═════ Given entries ═════
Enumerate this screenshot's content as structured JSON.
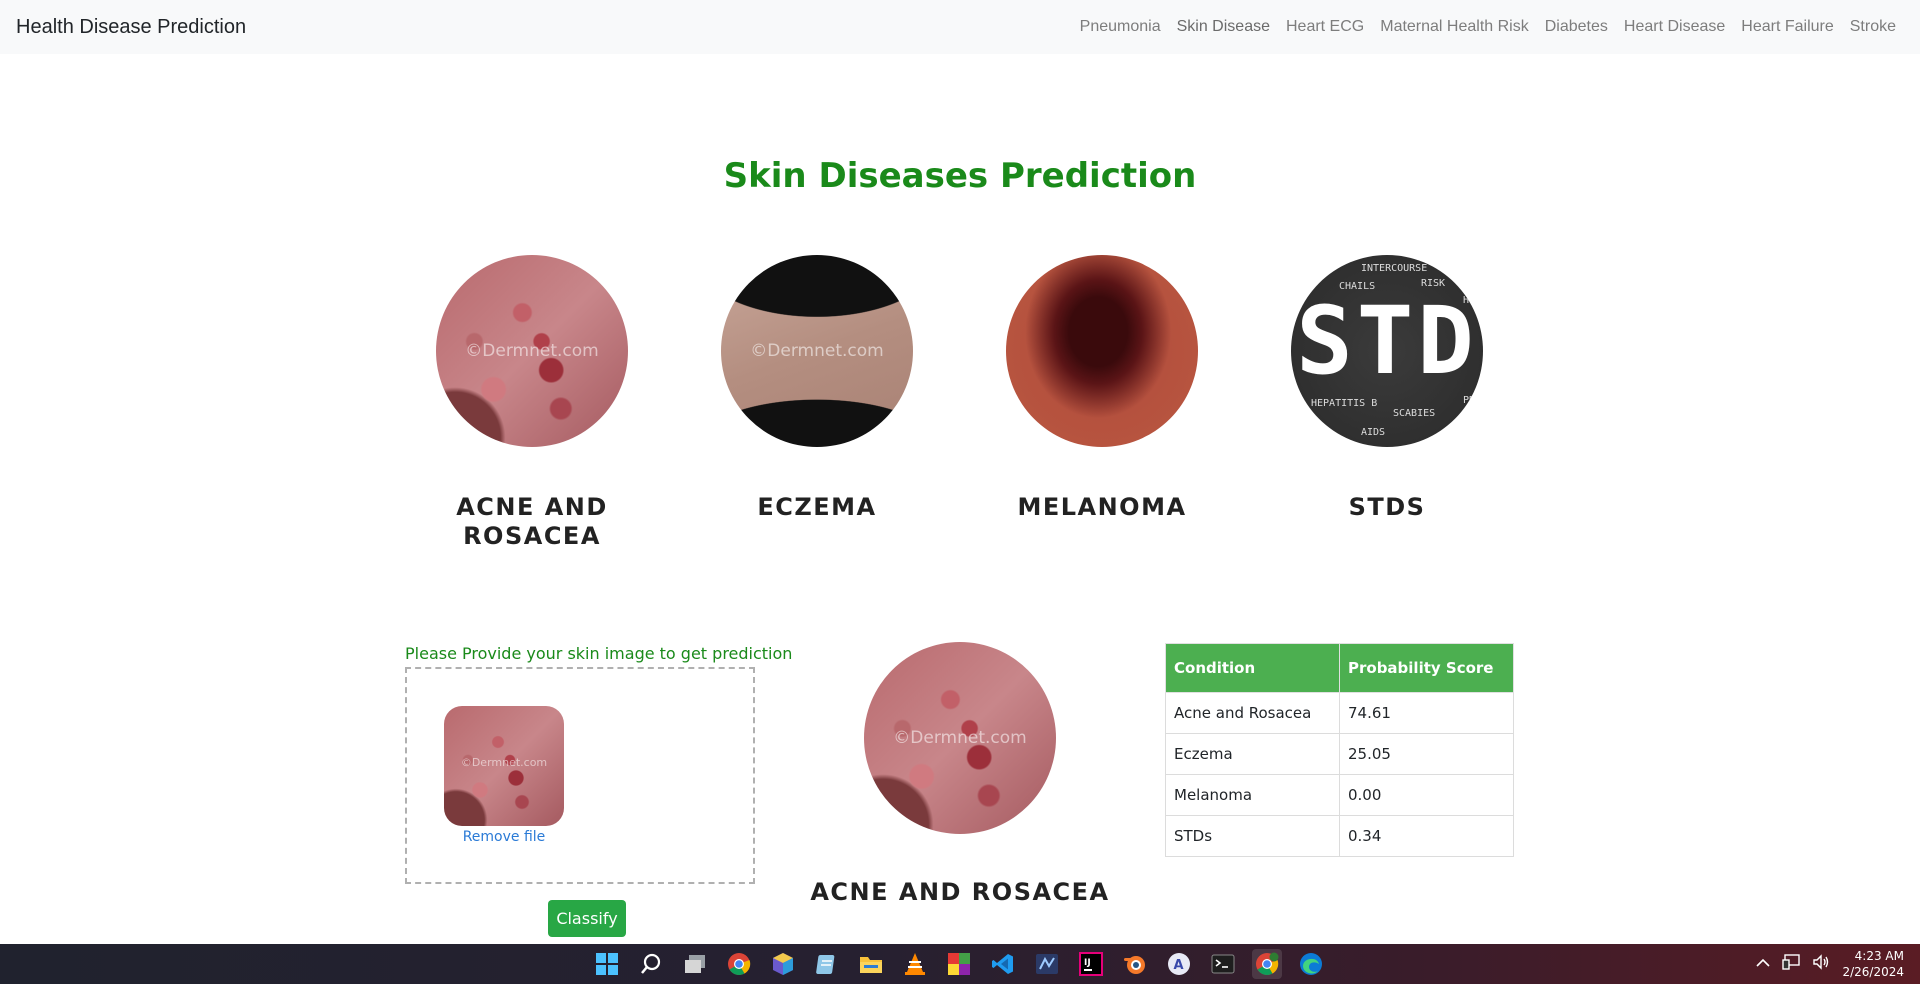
{
  "navbar": {
    "brand": "Health Disease Prediction",
    "links": [
      "Pneumonia",
      "Skin Disease",
      "Heart ECG",
      "Maternal Health Risk",
      "Diabetes",
      "Heart Disease",
      "Heart Failure",
      "Stroke"
    ]
  },
  "page_title": "Skin Diseases Prediction",
  "cards": [
    {
      "label": "ACNE AND ROSACEA",
      "watermark": "©Dermnet.com"
    },
    {
      "label": "ECZEMA",
      "watermark": "©Dermnet.com"
    },
    {
      "label": "MELANOMA"
    },
    {
      "label": "STDS",
      "image_text": "STD",
      "image_words": [
        "INTERCOURSE",
        "CHAILS",
        "RISK",
        "HEPATITIS B",
        "SCABIES",
        "AIDS",
        "HE",
        "PR"
      ]
    }
  ],
  "upload": {
    "prompt": "Please Provide your skin image to get prediction",
    "thumb_watermark": "©Dermnet.com",
    "remove_label": "Remove file",
    "classify_label": "Classify"
  },
  "result": {
    "label": "ACNE AND ROSACEA",
    "watermark": "©Dermnet.com"
  },
  "table": {
    "headers": [
      "Condition",
      "Probability Score"
    ],
    "rows": [
      [
        "Acne and Rosacea",
        "74.61"
      ],
      [
        "Eczema",
        "25.05"
      ],
      [
        "Melanoma",
        "0.00"
      ],
      [
        "STDs",
        "0.34"
      ]
    ]
  },
  "taskbar": {
    "icons": [
      "windows-start-icon",
      "search-icon",
      "task-view-icon",
      "chrome-icon",
      "cube-app-icon",
      "notepad-icon",
      "file-explorer-icon",
      "vlc-icon",
      "colorful-grid-app-icon",
      "vscode-icon",
      "ssms-icon",
      "jetbrains-icon",
      "blender-icon",
      "browser-a-icon",
      "terminal-icon",
      "chrome-profile-icon",
      "edge-icon"
    ],
    "time": "4:23 AM",
    "date": "2/26/2024"
  },
  "colors": {
    "accent_green": "#28a745",
    "title_green": "#1a8a1a",
    "header_green": "#4caf50"
  }
}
═════
**Work to do**. Retype each line of the listing above word for word. Exclude the pictures.

**Task result**.
Enumerate this screenshot's content as structured JSON.
{
  "navbar": {
    "brand": "Health Disease Prediction",
    "links": [
      "Pneumonia",
      "Skin Disease",
      "Heart ECG",
      "Maternal Health Risk",
      "Diabetes",
      "Heart Disease",
      "Heart Failure",
      "Stroke"
    ]
  },
  "page_title": "Skin Diseases Prediction",
  "cards": [
    {
      "label": "ACNE AND ROSACEA",
      "watermark": "©Dermnet.com"
    },
    {
      "label": "ECZEMA",
      "watermark": "©Dermnet.com"
    },
    {
      "label": "MELANOMA"
    },
    {
      "label": "STDS",
      "image_text": "STD",
      "image_words": [
        "INTERCOURSE",
        "CHAILS",
        "RISK",
        "HEPATITIS B",
        "SCABIES",
        "AIDS",
        "HE",
        "PR"
      ]
    }
  ],
  "upload": {
    "prompt": "Please Provide your skin image to get prediction",
    "thumb_watermark": "©Dermnet.com",
    "remove_label": "Remove file",
    "classify_label": "Classify"
  },
  "result": {
    "label": "ACNE AND ROSACEA",
    "watermark": "©Dermnet.com"
  },
  "table": {
    "headers": [
      "Condition",
      "Probability Score"
    ],
    "rows": [
      [
        "Acne and Rosacea",
        "74.61"
      ],
      [
        "Eczema",
        "25.05"
      ],
      [
        "Melanoma",
        "0.00"
      ],
      [
        "STDs",
        "0.34"
      ]
    ]
  },
  "taskbar": {
    "icons": [
      "windows-start-icon",
      "search-icon",
      "task-view-icon",
      "chrome-icon",
      "cube-app-icon",
      "notepad-icon",
      "file-explorer-icon",
      "vlc-icon",
      "colorful-grid-app-icon",
      "vscode-icon",
      "ssms-icon",
      "jetbrains-icon",
      "blender-icon",
      "browser-a-icon",
      "terminal-icon",
      "chrome-profile-icon",
      "edge-icon"
    ],
    "time": "4:23 AM",
    "date": "2/26/2024"
  },
  "colors": {
    "accent_green": "#28a745",
    "title_green": "#1a8a1a",
    "header_green": "#4caf50"
  }
}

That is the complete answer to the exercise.